Start of TASK MATERIAL

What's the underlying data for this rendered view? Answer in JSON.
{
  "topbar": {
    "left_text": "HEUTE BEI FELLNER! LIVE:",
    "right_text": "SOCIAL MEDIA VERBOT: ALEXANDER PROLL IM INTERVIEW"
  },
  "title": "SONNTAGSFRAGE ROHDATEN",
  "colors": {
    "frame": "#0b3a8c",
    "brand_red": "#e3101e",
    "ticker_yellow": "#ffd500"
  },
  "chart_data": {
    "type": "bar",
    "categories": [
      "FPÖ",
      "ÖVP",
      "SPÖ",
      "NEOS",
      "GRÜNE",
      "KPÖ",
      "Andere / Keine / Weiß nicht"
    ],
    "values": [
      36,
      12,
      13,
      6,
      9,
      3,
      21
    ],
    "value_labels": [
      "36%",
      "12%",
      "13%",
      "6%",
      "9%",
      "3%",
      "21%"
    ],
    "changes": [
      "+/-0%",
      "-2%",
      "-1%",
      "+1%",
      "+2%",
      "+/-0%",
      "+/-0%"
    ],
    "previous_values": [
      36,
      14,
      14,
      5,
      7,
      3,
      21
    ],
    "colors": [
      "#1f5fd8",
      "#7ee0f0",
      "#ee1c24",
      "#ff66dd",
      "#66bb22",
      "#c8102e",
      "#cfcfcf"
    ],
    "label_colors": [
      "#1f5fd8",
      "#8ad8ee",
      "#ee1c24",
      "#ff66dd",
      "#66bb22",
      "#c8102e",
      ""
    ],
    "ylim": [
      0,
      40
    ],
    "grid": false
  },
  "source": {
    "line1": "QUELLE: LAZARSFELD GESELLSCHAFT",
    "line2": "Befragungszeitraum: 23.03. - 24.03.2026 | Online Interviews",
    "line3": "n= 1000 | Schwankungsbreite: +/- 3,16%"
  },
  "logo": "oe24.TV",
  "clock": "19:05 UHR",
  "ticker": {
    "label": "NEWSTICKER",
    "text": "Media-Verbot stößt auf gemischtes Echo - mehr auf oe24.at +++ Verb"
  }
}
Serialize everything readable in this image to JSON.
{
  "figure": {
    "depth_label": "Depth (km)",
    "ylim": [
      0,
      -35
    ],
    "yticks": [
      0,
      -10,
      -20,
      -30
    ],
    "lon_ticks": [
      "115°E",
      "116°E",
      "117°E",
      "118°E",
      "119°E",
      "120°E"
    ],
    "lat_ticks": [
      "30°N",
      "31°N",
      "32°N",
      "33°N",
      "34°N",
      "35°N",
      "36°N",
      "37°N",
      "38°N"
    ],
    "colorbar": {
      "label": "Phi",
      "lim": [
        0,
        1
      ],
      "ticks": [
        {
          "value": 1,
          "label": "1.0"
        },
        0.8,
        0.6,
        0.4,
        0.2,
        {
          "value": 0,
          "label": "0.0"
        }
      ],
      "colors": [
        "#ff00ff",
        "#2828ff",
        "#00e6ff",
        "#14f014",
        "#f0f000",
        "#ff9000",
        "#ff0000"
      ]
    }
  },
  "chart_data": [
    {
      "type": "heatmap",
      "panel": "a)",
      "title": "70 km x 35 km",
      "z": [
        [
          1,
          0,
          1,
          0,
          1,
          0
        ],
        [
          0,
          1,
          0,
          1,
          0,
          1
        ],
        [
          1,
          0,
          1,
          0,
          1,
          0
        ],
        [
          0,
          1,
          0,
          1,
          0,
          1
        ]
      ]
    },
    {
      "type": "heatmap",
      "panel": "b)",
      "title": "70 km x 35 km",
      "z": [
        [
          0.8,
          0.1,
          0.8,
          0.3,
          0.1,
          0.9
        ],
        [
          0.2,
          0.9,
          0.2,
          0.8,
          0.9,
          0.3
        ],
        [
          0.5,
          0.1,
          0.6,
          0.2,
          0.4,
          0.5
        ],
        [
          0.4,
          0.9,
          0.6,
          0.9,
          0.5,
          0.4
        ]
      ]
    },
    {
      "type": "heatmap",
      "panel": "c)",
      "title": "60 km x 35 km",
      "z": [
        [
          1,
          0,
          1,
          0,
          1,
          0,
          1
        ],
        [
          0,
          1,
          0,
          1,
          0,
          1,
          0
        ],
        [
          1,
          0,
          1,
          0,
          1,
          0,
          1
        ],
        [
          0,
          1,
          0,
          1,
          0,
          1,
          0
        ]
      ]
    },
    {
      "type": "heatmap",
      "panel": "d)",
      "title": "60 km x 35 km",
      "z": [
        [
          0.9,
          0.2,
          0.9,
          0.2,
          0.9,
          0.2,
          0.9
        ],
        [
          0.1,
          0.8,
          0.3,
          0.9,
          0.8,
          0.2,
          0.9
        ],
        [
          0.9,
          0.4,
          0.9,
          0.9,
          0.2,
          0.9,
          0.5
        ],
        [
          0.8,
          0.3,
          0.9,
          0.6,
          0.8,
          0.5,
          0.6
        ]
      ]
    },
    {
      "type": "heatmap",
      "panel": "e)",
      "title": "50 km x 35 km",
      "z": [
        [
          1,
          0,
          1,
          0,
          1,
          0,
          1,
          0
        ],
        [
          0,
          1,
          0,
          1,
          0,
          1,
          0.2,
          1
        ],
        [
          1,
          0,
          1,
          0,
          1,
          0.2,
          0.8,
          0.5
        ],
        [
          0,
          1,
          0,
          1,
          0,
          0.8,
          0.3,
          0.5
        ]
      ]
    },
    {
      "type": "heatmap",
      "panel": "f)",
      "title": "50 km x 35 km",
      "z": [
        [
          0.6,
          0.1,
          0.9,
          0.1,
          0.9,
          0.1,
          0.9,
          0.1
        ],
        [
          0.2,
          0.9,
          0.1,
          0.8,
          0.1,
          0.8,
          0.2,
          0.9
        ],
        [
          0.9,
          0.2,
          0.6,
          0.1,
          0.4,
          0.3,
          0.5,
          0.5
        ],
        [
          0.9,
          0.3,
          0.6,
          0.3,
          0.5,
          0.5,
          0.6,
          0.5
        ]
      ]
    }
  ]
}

End of TASK MATERIAL

• _BRIEF_
Repeat each entry word for word.

• _EXERCISE RESULT_
What's the underlying data for this rendered view? Answer in JSON.
{
  "topbar": {
    "left_text": "HEUTE BEI FELLNER! LIVE:",
    "right_text": "SOCIAL MEDIA VERBOT: ALEXANDER PROLL IM INTERVIEW"
  },
  "title": "SONNTAGSFRAGE ROHDATEN",
  "colors": {
    "frame": "#0b3a8c",
    "brand_red": "#e3101e",
    "ticker_yellow": "#ffd500"
  },
  "chart_data": {
    "type": "bar",
    "categories": [
      "FPÖ",
      "ÖVP",
      "SPÖ",
      "NEOS",
      "GRÜNE",
      "KPÖ",
      "Andere / Keine / Weiß nicht"
    ],
    "values": [
      36,
      12,
      13,
      6,
      9,
      3,
      21
    ],
    "value_labels": [
      "36%",
      "12%",
      "13%",
      "6%",
      "9%",
      "3%",
      "21%"
    ],
    "changes": [
      "+/-0%",
      "-2%",
      "-1%",
      "+1%",
      "+2%",
      "+/-0%",
      "+/-0%"
    ],
    "previous_values": [
      36,
      14,
      14,
      5,
      7,
      3,
      21
    ],
    "colors": [
      "#1f5fd8",
      "#7ee0f0",
      "#ee1c24",
      "#ff66dd",
      "#66bb22",
      "#c8102e",
      "#cfcfcf"
    ],
    "label_colors": [
      "#1f5fd8",
      "#8ad8ee",
      "#ee1c24",
      "#ff66dd",
      "#66bb22",
      "#c8102e",
      ""
    ],
    "ylim": [
      0,
      40
    ],
    "grid": false
  },
  "source": {
    "line1": "QUELLE: LAZARSFELD GESELLSCHAFT",
    "line2": "Befragungszeitraum: 23.03. - 24.03.2026 | Online Interviews",
    "line3": "n= 1000 | Schwankungsbreite: +/- 3,16%"
  },
  "logo": "oe24.TV",
  "clock": "19:05 UHR",
  "ticker": {
    "label": "NEWSTICKER",
    "text": "Media-Verbot stößt auf gemischtes Echo - mehr auf oe24.at +++ Verb"
  }
}
Serialize everything readable in this image to JSON.
{
  "figure": {
    "depth_label": "Depth (km)",
    "ylim": [
      0,
      -35
    ],
    "yticks": [
      0,
      -10,
      -20,
      -30
    ],
    "lon_ticks": [
      "115°E",
      "116°E",
      "117°E",
      "118°E",
      "119°E",
      "120°E"
    ],
    "lat_ticks": [
      "30°N",
      "31°N",
      "32°N",
      "33°N",
      "34°N",
      "35°N",
      "36°N",
      "37°N",
      "38°N"
    ],
    "colorbar": {
      "label": "Phi",
      "lim": [
        0,
        1
      ],
      "ticks": [
        {
          "value": 1,
          "label": "1.0"
        },
        0.8,
        0.6,
        0.4,
        0.2,
        {
          "value": 0,
          "label": "0.0"
        }
      ],
      "colors": [
        "#ff00ff",
        "#2828ff",
        "#00e6ff",
        "#14f014",
        "#f0f000",
        "#ff9000",
        "#ff0000"
      ]
    }
  },
  "chart_data": [
    {
      "type": "heatmap",
      "panel": "a)",
      "title": "70 km x 35 km",
      "z": [
        [
          1,
          0,
          1,
          0,
          1,
          0
        ],
        [
          0,
          1,
          0,
          1,
          0,
          1
        ],
        [
          1,
          0,
          1,
          0,
          1,
          0
        ],
        [
          0,
          1,
          0,
          1,
          0,
          1
        ]
      ]
    },
    {
      "type": "heatmap",
      "panel": "b)",
      "title": "70 km x 35 km",
      "z": [
        [
          0.8,
          0.1,
          0.8,
          0.3,
          0.1,
          0.9
        ],
        [
          0.2,
          0.9,
          0.2,
          0.8,
          0.9,
          0.3
        ],
        [
          0.5,
          0.1,
          0.6,
          0.2,
          0.4,
          0.5
        ],
        [
          0.4,
          0.9,
          0.6,
          0.9,
          0.5,
          0.4
        ]
      ]
    },
    {
      "type": "heatmap",
      "panel": "c)",
      "title": "60 km x 35 km",
      "z": [
        [
          1,
          0,
          1,
          0,
          1,
          0,
          1
        ],
        [
          0,
          1,
          0,
          1,
          0,
          1,
          0
        ],
        [
          1,
          0,
          1,
          0,
          1,
          0,
          1
        ],
        [
          0,
          1,
          0,
          1,
          0,
          1,
          0
        ]
      ]
    },
    {
      "type": "heatmap",
      "panel": "d)",
      "title": "60 km x 35 km",
      "z": [
        [
          0.9,
          0.2,
          0.9,
          0.2,
          0.9,
          0.2,
          0.9
        ],
        [
          0.1,
          0.8,
          0.3,
          0.9,
          0.8,
          0.2,
          0.9
        ],
        [
          0.9,
          0.4,
          0.9,
          0.9,
          0.2,
          0.9,
          0.5
        ],
        [
          0.8,
          0.3,
          0.9,
          0.6,
          0.8,
          0.5,
          0.6
        ]
      ]
    },
    {
      "type": "heatmap",
      "panel": "e)",
      "title": "50 km x 35 km",
      "z": [
        [
          1,
          0,
          1,
          0,
          1,
          0,
          1,
          0
        ],
        [
          0,
          1,
          0,
          1,
          0,
          1,
          0.2,
          1
        ],
        [
          1,
          0,
          1,
          0,
          1,
          0.2,
          0.8,
          0.5
        ],
        [
          0,
          1,
          0,
          1,
          0,
          0.8,
          0.3,
          0.5
        ]
      ]
    },
    {
      "type": "heatmap",
      "panel": "f)",
      "title": "50 km x 35 km",
      "z": [
        [
          0.6,
          0.1,
          0.9,
          0.1,
          0.9,
          0.1,
          0.9,
          0.1
        ],
        [
          0.2,
          0.9,
          0.1,
          0.8,
          0.1,
          0.8,
          0.2,
          0.9
        ],
        [
          0.9,
          0.2,
          0.6,
          0.1,
          0.4,
          0.3,
          0.5,
          0.5
        ],
        [
          0.9,
          0.3,
          0.6,
          0.3,
          0.5,
          0.5,
          0.6,
          0.5
        ]
      ]
    }
  ]
}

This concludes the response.